-- RECORDS SUPPLIED start --

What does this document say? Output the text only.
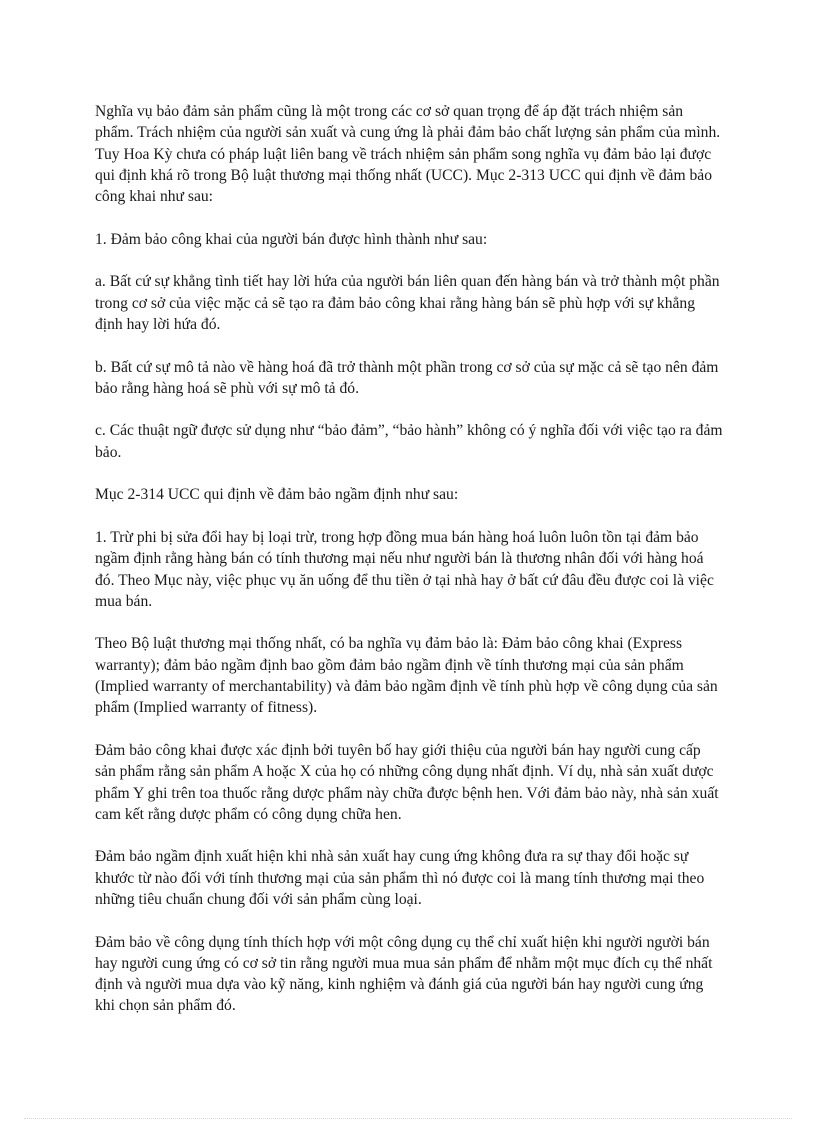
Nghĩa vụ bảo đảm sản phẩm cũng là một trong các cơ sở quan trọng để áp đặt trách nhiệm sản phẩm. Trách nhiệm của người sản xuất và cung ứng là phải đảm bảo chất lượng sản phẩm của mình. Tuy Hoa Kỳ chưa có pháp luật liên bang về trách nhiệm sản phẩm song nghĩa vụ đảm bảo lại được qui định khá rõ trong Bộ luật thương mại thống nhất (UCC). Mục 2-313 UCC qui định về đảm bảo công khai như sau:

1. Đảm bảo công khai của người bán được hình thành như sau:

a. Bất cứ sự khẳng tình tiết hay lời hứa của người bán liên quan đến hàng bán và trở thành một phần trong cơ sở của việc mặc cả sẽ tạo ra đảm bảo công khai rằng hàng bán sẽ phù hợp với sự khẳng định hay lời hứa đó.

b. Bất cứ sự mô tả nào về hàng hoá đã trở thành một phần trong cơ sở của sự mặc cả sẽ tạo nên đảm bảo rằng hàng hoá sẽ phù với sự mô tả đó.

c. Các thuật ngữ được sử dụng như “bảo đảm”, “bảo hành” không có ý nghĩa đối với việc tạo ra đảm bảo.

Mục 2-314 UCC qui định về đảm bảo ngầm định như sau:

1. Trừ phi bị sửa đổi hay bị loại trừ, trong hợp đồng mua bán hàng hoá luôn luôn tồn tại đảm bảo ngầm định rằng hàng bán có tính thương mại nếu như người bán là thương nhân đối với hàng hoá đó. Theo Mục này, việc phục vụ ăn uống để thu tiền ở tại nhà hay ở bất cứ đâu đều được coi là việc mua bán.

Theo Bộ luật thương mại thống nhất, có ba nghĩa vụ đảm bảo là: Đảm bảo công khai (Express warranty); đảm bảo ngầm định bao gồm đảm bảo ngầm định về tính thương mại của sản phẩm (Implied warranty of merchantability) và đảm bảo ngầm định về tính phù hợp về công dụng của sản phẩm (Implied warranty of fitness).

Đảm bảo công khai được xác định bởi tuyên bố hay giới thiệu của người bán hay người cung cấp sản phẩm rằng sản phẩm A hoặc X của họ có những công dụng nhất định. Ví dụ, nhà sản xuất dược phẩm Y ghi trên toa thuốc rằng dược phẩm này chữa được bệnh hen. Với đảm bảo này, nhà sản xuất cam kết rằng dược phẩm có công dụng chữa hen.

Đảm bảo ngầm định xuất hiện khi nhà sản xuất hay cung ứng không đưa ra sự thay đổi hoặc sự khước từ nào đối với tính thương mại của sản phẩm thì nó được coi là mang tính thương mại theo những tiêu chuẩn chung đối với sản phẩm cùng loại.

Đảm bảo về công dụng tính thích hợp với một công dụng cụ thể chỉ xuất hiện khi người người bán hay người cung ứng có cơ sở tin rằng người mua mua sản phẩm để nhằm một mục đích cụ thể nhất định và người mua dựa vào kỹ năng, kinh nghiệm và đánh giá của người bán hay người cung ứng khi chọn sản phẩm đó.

-- RECORDS SUPPLIED end --
-- RECORDS SUPPLIED start --

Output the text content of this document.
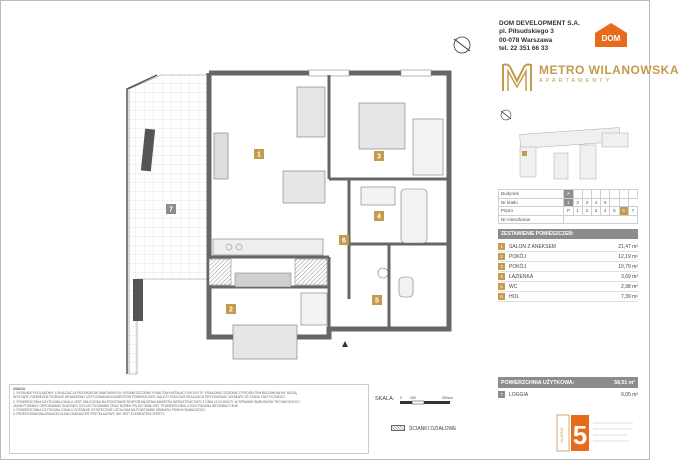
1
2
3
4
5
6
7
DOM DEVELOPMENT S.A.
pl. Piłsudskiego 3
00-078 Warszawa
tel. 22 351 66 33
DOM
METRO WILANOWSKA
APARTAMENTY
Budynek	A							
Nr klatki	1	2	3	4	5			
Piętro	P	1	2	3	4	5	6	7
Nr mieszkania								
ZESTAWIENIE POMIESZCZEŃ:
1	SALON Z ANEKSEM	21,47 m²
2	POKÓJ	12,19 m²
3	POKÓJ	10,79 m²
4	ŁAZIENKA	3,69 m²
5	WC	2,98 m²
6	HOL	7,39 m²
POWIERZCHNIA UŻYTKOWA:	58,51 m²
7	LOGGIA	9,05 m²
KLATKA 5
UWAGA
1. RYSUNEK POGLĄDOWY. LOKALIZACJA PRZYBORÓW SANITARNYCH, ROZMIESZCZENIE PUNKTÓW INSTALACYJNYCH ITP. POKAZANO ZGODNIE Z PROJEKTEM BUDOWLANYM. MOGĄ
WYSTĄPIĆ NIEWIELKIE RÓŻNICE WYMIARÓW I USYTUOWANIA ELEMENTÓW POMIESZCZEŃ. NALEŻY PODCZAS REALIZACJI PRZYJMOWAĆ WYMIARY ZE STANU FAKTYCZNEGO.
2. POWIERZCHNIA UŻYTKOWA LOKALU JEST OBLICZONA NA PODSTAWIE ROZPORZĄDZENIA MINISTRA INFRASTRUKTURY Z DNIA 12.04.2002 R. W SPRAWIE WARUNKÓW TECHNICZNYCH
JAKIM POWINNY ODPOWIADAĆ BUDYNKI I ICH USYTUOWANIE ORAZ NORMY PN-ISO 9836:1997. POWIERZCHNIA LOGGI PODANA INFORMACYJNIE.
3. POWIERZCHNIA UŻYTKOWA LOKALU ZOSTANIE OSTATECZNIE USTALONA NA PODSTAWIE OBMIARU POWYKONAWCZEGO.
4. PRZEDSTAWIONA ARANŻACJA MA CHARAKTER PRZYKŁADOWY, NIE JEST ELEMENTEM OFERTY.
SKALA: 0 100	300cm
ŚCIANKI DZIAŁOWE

-- RECORDS SUPPLIED end --

■ **PROBLEM TO WORK ON**
List all lines from the entries that include the word "POWIERZCHNIA".

■ **WRITTEN REPLY**
POWIERZCHNIA UŻYTKOWA:	58,51 m²
2. POWIERZCHNIA UŻYTKOWA LOKALU JEST OBLICZONA NA PODSTAWIE ROZPORZĄDZENIA MINISTRA INFRASTRUKTURY Z DNIA 12.04.2002 R. W SPRAWIE WARUNKÓW TECHNICZNYCH
JAKIM POWINNY ODPOWIADAĆ BUDYNKI I ICH USYTUOWANIE ORAZ NORMY PN-ISO 9836:1997. POWIERZCHNIA LOGGI PODANA INFORMACYJNIE.
3. POWIERZCHNIA UŻYTKOWA LOKALU ZOSTANIE OSTATECZNIE USTALONA NA PODSTAWIE OBMIARU POWYKONAWCZEGO.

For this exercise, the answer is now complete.